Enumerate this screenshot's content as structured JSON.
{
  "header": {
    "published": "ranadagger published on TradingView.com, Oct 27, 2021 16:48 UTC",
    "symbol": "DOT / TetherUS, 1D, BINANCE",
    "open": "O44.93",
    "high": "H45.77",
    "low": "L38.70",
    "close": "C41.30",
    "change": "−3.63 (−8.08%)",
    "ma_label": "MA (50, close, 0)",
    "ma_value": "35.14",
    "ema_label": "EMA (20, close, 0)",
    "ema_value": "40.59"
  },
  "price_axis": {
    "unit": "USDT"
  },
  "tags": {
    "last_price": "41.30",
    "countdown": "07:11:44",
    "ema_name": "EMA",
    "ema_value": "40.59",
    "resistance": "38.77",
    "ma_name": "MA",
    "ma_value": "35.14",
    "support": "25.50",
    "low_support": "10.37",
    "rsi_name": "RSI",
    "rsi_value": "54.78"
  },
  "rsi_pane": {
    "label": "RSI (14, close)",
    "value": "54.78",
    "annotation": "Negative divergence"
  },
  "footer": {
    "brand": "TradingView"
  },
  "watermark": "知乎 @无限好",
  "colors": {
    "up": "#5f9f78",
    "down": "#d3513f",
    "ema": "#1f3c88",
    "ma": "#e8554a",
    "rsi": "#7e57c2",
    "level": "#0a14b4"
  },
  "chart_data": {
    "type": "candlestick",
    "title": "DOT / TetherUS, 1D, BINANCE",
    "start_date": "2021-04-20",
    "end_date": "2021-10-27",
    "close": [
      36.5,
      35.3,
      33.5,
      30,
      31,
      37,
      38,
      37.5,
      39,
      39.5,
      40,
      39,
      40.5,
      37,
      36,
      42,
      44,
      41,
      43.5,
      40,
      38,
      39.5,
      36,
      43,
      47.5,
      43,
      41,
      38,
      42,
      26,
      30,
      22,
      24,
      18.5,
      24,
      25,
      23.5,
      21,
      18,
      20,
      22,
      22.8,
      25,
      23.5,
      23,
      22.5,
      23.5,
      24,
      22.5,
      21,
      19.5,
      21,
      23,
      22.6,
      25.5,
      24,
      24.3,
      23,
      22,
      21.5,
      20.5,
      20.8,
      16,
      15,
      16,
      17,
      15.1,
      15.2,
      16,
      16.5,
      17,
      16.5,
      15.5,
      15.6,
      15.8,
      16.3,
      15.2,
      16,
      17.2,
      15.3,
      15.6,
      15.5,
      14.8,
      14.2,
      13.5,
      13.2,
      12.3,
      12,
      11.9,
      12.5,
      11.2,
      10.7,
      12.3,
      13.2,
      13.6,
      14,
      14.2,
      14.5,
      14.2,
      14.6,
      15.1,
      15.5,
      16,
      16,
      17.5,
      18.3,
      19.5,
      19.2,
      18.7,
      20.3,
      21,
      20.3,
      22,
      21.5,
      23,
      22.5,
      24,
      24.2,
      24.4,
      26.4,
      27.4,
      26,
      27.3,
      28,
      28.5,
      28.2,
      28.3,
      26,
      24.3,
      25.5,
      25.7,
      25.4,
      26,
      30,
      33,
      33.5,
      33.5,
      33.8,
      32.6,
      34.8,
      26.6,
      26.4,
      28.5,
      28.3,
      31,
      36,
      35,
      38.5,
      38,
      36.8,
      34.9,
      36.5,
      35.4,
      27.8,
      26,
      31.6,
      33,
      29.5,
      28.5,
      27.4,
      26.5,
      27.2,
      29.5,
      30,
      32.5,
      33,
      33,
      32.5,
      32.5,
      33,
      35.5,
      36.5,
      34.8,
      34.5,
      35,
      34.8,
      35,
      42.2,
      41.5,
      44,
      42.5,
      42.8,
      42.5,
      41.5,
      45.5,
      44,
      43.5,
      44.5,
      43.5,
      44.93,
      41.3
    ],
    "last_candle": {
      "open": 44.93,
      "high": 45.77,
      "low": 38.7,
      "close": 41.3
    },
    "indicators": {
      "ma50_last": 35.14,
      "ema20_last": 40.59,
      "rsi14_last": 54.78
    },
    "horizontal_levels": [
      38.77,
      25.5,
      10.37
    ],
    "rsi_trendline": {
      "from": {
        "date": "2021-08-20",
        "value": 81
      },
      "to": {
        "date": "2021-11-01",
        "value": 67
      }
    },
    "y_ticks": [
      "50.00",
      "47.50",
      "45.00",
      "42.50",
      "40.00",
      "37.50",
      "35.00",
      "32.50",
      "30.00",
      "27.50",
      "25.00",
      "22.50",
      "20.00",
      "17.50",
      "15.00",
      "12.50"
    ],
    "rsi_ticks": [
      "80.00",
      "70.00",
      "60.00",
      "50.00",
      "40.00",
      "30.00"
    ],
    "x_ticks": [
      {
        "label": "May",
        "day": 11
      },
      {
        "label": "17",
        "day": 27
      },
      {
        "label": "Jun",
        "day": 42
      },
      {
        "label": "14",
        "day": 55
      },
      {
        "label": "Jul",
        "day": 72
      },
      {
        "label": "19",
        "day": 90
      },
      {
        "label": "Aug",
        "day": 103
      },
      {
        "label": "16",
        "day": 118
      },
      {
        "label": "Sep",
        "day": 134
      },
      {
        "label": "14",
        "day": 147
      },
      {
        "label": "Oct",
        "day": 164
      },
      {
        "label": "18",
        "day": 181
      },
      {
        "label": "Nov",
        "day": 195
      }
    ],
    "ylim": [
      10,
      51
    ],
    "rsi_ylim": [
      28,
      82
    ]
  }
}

───

- Problem description
Select and copy every line of the material that holds the string "TetherUS".

- Task answer
    "symbol": "DOT / TetherUS, 1D, BINANCE",
    "title": "DOT / TetherUS, 1D, BINANCE",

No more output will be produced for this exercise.